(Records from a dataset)
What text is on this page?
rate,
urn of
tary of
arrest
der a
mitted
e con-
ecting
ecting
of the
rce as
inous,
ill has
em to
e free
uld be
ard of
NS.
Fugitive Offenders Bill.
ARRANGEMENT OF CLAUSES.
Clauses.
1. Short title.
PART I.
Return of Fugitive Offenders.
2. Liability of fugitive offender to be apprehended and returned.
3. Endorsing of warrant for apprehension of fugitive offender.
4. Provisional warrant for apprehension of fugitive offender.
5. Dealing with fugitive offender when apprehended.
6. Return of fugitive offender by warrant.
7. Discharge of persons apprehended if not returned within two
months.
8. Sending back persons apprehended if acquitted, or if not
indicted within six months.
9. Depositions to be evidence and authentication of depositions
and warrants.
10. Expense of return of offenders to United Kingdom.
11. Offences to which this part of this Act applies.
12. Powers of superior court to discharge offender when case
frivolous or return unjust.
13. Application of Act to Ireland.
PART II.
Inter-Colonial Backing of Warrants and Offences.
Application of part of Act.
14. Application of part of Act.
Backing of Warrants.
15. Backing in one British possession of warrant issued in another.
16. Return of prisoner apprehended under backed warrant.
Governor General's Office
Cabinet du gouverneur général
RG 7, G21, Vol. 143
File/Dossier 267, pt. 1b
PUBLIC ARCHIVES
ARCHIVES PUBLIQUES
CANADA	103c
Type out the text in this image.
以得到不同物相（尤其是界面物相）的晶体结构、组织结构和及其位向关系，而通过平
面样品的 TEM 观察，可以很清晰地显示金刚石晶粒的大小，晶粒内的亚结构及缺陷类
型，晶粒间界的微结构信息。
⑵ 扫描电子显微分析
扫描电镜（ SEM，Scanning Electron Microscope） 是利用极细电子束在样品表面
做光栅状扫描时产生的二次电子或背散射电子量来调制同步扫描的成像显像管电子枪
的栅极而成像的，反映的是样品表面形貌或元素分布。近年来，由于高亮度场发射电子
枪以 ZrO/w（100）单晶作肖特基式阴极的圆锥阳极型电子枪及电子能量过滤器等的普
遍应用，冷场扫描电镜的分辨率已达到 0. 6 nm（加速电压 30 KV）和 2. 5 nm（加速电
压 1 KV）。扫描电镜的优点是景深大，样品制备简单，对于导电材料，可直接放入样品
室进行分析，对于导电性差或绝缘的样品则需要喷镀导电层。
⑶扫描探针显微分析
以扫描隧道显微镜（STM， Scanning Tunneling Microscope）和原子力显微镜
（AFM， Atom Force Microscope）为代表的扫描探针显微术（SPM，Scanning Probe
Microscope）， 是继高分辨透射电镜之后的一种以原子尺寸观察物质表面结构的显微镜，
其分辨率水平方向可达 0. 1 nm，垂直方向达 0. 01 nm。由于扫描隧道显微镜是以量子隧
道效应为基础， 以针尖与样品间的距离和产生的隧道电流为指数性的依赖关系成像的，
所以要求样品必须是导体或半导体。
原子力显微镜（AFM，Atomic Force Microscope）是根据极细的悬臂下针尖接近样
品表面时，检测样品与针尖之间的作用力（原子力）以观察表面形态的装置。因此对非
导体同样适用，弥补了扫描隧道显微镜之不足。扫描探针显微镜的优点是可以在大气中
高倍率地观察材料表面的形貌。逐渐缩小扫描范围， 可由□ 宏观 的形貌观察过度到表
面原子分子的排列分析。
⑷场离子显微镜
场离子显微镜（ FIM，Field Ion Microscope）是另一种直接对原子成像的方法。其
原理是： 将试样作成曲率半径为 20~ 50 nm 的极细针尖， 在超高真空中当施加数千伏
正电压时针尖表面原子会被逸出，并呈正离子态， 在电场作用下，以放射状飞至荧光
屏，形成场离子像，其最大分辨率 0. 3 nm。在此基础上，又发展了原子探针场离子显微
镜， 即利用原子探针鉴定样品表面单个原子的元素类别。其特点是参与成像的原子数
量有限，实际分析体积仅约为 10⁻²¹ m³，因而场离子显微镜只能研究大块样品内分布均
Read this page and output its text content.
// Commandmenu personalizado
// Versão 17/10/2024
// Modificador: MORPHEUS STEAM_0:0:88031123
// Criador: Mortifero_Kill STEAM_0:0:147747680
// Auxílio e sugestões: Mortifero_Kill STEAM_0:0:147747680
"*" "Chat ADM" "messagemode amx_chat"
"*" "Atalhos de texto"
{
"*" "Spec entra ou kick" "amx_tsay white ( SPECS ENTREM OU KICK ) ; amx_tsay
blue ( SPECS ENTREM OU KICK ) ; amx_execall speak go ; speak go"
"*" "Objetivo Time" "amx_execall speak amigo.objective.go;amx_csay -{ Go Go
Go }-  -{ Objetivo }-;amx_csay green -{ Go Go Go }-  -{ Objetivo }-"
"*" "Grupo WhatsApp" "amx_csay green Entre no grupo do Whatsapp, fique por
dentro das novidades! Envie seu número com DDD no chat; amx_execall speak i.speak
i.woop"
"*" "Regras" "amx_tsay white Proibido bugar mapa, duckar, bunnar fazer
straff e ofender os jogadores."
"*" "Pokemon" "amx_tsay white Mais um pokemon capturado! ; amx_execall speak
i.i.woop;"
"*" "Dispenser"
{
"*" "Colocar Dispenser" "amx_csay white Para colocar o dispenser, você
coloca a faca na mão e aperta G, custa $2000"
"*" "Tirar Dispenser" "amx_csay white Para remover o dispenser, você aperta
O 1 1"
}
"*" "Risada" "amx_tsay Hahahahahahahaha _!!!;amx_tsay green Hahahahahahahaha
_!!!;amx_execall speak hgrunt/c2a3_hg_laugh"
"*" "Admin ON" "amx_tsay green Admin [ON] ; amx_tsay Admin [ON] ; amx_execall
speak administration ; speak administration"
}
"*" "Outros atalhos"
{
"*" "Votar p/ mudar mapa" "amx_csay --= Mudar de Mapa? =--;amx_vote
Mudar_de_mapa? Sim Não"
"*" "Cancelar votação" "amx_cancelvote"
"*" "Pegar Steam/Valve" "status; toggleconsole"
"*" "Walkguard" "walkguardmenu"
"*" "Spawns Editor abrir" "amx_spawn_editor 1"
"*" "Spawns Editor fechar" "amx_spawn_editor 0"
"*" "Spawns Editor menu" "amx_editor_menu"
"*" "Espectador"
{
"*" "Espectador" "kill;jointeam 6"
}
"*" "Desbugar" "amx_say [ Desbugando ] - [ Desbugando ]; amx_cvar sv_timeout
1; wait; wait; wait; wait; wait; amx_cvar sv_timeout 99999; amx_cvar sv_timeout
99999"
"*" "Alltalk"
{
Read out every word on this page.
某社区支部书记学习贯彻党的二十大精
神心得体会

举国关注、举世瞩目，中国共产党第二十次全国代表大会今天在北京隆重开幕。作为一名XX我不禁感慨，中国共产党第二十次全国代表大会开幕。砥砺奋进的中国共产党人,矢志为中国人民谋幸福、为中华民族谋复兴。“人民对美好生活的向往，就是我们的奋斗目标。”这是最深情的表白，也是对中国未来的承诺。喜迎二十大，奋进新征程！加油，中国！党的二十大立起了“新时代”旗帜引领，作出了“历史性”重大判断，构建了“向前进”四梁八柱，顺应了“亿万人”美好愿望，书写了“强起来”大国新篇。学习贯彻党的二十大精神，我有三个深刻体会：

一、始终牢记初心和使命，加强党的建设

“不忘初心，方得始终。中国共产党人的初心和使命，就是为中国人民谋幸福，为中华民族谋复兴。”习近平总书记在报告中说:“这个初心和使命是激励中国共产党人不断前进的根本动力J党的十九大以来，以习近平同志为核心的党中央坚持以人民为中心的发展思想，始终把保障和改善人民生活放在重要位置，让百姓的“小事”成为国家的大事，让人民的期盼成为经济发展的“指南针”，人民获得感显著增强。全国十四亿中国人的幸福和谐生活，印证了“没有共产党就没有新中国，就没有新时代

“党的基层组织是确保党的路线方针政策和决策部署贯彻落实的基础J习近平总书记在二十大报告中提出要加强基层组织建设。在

### What is required
What is the number of lines in the listing above that contain the string "this"? Give only the number.

### Completed task
5